## Text segment
::::::::

Yep Danny and partner wrecked them that tourney, second place was in the 30's which is typical. Best of luck.


tommy261 said:


> Yes I started fishing texas team trail last year with my partner Brad Deal, I dont get to fish much other than Rayburn or maybe toledo bend...tough conditions last year at 20degrees , hard to beat a sack of 5 fish at 49.53lbs ...best 5 fish ever weighed in during any major event...
> 
> Sent from my SM-G892A using Tapatalk


----------



## tommy261 (May 3, 2006)

Jkmoore, absolutely not. Lol. It was very slow. I know Steve is usually on good fish. We talk often. Yesterday was a frustrating day, but fun. Always nice to see ol Steven. 

Sent from my SM-G892A using Tapatalk


----------



## Stumpgrinder1 (Jul 18, 2016)

I used to be a hard core artificial "purist"

Age took care of that. I can catch em both ways but I like to take my wife and nieces fishing and they want bait. So, ya know what ? I bring bait


----------



## tommy261 (May 3, 2006)

Lol, throwing artificial all day during the tournament with a broke hand; made me want to fish croaker and rest. Definitely need some time off , and let my hand heal. 

Sent from my SM-G892A using Tapatalk


----------



## Jkmoore03 (Jun 19, 2015)

tommy261 said:


> Jkmoore, absolutely not. Lol. It was very slow. I know Steve is usually on good fish. We talk often. Yesterday was a frustrating day, but fun. Always nice to see ol Steven.
> 
> Sent from my SM-G892A using Tapatalk


I was just picking a little. I've gotten to know Steven pretty well over the last year and he can take the ribbing. Other than a few knuckleheads, we've got a pretty good brotherhood on here.

I'm taking one of my workers fishing this afternoon. Due to schedules, it will be in the heat of the day so I'm not too optimistic about our chances. If I get skunked I'll post it so y'all can give me some grief back &#128514;


----------



## Lovin'Laura (Jun 28, 2016)

::::::::

## Provided entries
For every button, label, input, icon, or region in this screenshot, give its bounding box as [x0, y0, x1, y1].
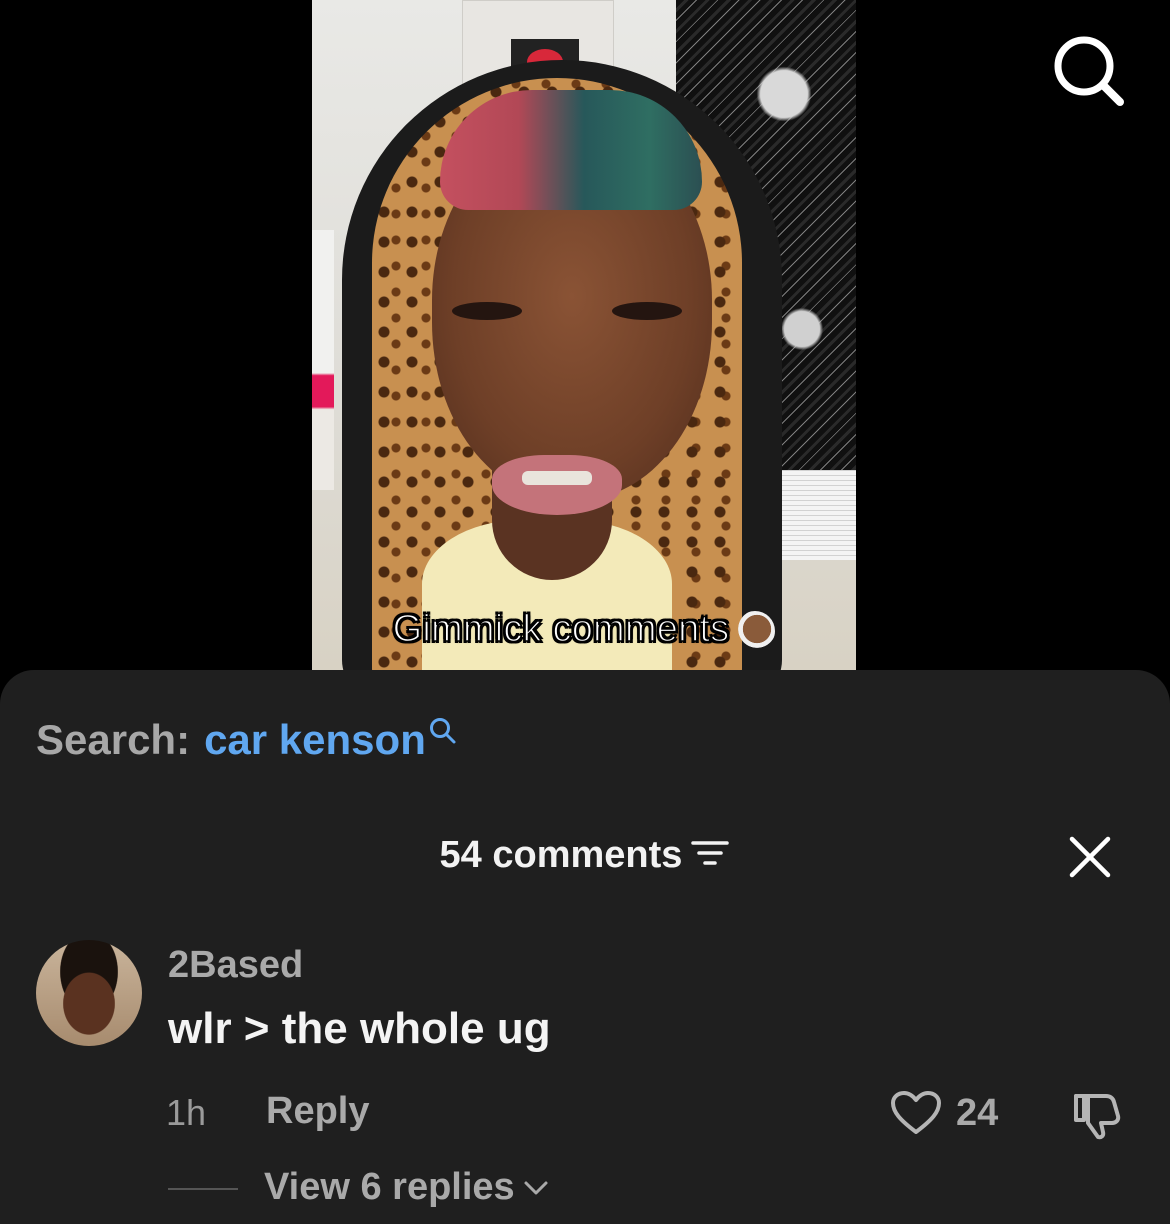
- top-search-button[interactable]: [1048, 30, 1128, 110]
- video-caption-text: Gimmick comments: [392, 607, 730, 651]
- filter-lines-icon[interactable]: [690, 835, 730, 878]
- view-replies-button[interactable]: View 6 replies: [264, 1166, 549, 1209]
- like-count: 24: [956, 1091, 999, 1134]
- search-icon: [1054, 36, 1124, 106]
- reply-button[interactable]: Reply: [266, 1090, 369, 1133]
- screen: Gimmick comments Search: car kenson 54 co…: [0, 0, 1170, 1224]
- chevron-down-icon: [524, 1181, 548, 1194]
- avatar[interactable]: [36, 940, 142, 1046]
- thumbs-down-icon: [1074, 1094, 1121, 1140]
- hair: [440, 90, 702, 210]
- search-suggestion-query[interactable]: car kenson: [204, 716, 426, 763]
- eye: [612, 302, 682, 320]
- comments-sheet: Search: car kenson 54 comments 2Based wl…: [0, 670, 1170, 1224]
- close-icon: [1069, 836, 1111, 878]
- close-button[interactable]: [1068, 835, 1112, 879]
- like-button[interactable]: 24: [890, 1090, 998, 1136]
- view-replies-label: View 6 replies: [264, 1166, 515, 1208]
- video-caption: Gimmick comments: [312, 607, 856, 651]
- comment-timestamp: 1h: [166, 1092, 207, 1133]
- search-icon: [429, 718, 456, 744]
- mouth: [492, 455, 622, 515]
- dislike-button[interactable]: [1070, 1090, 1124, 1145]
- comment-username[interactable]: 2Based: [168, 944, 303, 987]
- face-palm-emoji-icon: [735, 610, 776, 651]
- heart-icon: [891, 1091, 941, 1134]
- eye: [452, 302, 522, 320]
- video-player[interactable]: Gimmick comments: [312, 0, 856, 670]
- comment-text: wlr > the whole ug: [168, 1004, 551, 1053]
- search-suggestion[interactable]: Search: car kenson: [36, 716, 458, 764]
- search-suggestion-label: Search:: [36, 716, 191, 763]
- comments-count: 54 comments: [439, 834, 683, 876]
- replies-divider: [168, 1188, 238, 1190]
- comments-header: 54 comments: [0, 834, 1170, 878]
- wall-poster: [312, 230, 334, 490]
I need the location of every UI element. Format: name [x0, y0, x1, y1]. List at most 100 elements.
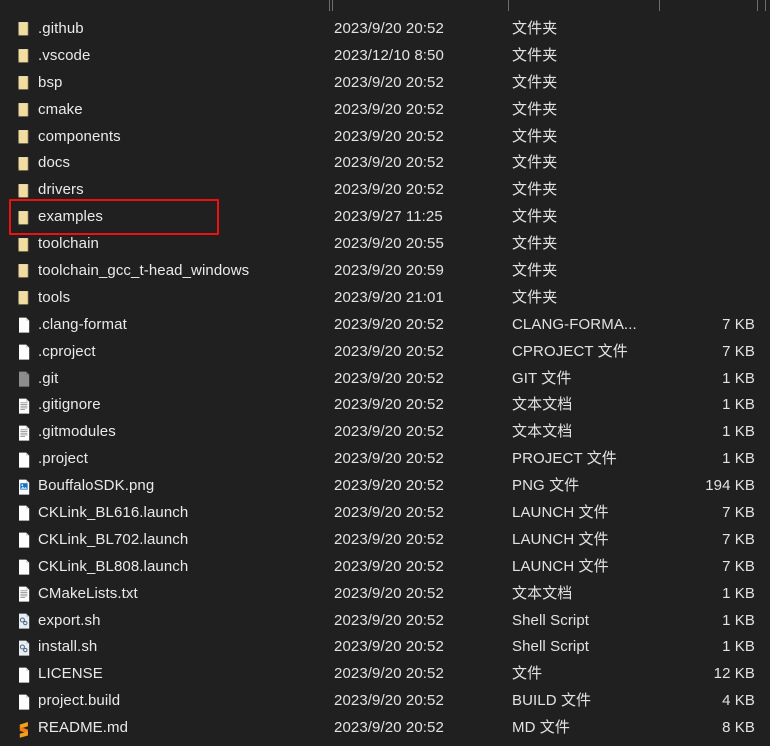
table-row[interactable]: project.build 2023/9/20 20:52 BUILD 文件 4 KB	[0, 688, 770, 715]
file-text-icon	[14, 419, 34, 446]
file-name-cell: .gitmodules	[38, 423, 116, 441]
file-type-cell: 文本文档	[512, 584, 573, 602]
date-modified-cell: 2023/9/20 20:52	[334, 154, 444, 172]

::::::::

## Things to do
1. According to the fishing forum thread, what total weight did the five-fish sack that tommy261 calls the best ever weighed in at a major event reach?
2. Reproduce the lines of the records verbatim, from the line containing "table-row[interactable]: project.build 2023/9/20" through the final line of the records.

## Expected outputs
1. 49.53 lbs

2.
table-row[interactable]: project.build 2023/9/20 20:52 BUILD 文件 4 KB	[0, 688, 770, 715]
file-text-icon	[14, 419, 34, 446]
file-name-cell: .gitmodules	[38, 423, 116, 441]
file-type-cell: 文本文档	[512, 584, 573, 602]
date-modified-cell: 2023/9/20 20:52	[334, 154, 444, 172]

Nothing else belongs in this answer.